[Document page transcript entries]
───

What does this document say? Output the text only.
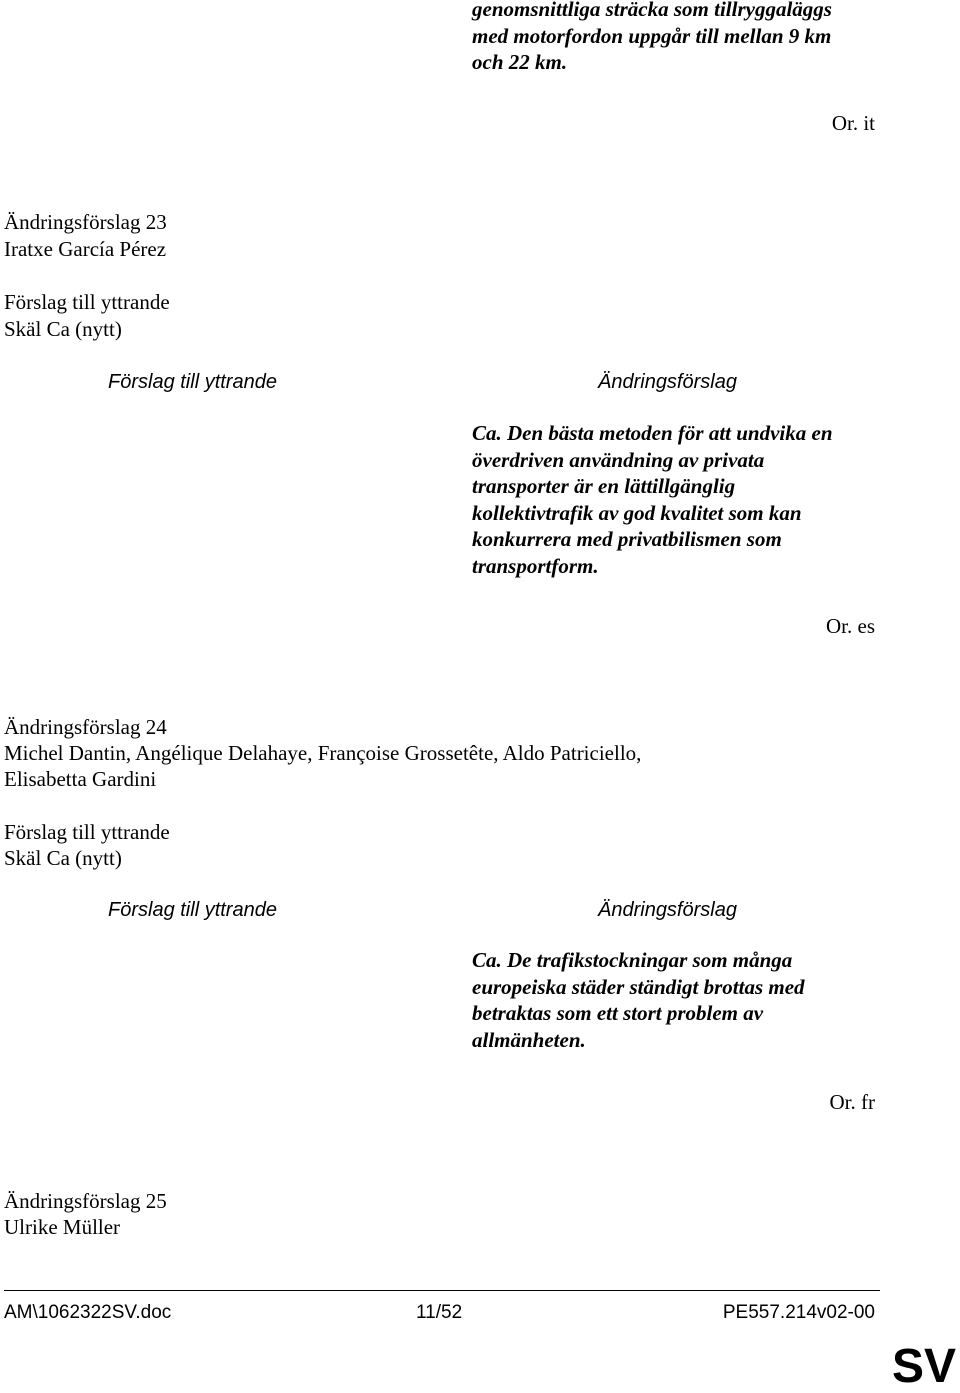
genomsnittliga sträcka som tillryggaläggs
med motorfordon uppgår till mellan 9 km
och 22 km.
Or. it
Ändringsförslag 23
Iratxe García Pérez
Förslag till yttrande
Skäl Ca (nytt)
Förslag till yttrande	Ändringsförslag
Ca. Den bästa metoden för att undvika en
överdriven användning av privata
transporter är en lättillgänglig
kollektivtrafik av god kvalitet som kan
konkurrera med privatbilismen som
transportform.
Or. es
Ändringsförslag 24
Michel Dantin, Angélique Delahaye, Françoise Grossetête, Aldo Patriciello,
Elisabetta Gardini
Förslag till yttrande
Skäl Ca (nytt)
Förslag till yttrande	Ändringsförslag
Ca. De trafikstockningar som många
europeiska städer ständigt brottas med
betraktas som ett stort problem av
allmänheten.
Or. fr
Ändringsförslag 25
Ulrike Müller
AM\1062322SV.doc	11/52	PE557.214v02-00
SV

───

> **Your objective**:
If the data includes images, skip them and copy every line exactly.

> **Final answer**:
What does this document say? Output the text only.
genomsnittliga sträcka som tillryggaläggs
med motorfordon uppgår till mellan 9 km
och 22 km.
Or. it
Ändringsförslag 23
Iratxe García Pérez
Förslag till yttrande
Skäl Ca (nytt)
Förslag till yttrande	Ändringsförslag
Ca. Den bästa metoden för att undvika en
överdriven användning av privata
transporter är en lättillgänglig
kollektivtrafik av god kvalitet som kan
konkurrera med privatbilismen som
transportform.
Or. es
Ändringsförslag 24
Michel Dantin, Angélique Delahaye, Françoise Grossetête, Aldo Patriciello,
Elisabetta Gardini
Förslag till yttrande
Skäl Ca (nytt)
Förslag till yttrande	Ändringsförslag
Ca. De trafikstockningar som många
europeiska städer ständigt brottas med
betraktas som ett stort problem av
allmänheten.
Or. fr
Ändringsförslag 25
Ulrike Müller
AM\1062322SV.doc	11/52	PE557.214v02-00
SV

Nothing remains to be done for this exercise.